*What you are asked to do*:
Pull out every line below that contains the word "title".

*Data rows*:
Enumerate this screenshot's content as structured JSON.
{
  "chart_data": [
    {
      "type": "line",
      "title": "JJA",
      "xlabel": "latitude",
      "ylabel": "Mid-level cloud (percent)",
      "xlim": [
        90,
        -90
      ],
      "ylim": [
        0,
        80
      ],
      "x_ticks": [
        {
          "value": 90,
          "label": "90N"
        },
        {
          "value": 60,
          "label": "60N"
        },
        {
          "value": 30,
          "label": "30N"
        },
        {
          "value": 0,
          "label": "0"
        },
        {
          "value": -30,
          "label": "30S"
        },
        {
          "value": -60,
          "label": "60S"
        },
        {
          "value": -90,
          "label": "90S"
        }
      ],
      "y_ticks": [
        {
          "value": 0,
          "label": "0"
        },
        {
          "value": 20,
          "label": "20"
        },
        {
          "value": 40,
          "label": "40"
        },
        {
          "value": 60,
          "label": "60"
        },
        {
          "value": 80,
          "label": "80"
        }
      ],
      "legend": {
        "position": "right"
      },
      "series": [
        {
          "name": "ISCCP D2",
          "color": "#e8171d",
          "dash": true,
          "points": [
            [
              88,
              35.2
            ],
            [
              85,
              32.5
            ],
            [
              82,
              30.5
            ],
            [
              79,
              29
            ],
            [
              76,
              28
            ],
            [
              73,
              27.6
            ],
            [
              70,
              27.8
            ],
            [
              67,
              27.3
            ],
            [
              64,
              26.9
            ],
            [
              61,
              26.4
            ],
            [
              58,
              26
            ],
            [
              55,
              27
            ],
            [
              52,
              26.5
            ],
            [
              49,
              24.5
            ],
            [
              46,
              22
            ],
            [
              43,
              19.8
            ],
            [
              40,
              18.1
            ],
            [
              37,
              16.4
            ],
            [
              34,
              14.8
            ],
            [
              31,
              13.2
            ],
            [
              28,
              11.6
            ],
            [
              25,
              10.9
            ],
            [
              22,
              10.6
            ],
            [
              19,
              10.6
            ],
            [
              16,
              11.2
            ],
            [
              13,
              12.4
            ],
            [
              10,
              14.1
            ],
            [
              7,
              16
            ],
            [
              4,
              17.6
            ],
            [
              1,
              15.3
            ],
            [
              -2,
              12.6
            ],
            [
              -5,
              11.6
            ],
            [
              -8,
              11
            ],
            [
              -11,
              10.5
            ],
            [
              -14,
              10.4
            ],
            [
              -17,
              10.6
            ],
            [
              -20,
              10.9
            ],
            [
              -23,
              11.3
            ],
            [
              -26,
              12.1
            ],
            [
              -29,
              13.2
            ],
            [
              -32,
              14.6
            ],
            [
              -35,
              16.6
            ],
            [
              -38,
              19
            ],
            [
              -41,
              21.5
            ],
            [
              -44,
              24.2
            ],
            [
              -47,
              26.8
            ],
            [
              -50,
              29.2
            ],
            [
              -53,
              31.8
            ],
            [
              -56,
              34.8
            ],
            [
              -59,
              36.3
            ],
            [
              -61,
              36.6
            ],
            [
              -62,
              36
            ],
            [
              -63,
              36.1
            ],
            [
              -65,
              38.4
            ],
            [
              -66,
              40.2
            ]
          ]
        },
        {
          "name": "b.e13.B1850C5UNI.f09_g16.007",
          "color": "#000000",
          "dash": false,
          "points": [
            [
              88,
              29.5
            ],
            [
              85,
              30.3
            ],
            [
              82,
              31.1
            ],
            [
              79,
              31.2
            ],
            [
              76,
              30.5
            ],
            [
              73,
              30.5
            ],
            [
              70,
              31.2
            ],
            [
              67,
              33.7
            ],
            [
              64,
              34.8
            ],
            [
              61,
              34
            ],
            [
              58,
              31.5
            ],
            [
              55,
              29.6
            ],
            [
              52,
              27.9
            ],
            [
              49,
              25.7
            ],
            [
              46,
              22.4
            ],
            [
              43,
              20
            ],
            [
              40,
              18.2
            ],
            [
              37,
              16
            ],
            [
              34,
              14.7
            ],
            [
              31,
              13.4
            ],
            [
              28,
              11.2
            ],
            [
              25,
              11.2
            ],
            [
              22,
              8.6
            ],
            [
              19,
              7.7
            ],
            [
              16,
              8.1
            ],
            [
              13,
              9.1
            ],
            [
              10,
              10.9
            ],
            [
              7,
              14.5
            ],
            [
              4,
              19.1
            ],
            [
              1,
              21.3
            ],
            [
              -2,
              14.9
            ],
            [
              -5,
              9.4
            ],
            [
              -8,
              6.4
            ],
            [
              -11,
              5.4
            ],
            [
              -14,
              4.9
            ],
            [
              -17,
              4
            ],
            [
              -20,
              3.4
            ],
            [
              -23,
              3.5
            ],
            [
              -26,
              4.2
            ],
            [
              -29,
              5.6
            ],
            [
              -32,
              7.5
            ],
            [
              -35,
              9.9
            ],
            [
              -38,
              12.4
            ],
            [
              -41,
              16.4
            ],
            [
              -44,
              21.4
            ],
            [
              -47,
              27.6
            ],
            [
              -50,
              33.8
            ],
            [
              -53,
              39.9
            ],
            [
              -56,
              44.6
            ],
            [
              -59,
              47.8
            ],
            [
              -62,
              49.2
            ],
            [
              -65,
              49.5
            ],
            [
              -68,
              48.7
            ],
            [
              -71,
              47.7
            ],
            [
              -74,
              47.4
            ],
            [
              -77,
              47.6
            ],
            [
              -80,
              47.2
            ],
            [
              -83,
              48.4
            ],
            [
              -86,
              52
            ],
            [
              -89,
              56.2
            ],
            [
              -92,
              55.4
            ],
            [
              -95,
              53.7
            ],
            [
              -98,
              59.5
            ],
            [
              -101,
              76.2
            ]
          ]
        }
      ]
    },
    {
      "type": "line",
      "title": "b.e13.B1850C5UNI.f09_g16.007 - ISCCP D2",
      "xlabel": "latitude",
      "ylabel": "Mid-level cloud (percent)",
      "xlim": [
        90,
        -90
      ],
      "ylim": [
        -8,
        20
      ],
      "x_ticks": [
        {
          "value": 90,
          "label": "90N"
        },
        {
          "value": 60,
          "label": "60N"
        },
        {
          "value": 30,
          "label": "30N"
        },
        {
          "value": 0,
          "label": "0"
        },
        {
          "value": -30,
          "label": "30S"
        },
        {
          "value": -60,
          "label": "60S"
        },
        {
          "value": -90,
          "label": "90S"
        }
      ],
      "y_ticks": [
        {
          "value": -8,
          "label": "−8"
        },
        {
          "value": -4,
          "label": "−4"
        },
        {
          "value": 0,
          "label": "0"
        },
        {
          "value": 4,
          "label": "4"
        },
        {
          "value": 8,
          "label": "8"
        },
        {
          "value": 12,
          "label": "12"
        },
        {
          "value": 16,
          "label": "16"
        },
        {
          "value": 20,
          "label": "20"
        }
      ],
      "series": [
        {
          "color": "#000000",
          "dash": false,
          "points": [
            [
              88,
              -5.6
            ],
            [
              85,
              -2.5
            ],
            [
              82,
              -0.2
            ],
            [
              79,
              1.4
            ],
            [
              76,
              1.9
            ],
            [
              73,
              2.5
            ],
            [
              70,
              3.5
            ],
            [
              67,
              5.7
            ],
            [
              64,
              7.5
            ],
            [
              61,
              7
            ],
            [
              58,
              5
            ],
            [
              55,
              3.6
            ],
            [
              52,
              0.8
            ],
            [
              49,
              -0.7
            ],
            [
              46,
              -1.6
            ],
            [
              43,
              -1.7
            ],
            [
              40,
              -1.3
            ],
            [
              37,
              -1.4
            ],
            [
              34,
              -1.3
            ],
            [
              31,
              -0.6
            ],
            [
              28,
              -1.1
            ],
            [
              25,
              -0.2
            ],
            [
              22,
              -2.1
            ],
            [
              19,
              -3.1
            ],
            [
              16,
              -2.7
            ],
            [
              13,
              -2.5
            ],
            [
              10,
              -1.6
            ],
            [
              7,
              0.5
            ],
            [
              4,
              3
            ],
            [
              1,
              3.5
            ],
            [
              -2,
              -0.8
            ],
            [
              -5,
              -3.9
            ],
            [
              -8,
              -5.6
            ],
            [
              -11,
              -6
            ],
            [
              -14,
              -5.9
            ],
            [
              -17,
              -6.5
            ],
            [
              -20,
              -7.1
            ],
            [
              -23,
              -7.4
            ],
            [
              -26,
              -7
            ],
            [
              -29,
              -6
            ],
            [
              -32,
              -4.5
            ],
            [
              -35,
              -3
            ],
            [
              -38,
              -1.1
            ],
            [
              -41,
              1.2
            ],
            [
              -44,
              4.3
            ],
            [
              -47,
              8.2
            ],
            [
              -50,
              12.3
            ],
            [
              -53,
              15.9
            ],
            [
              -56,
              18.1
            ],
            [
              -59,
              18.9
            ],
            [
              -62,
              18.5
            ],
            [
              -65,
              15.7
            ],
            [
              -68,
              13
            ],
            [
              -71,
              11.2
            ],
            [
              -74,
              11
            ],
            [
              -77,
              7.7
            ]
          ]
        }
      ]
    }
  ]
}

*Result of this exercise*:
      "title": "JJA",
      "title": "b.e13.B1850C5UNI.f09_g16.007 - ISCCP D2",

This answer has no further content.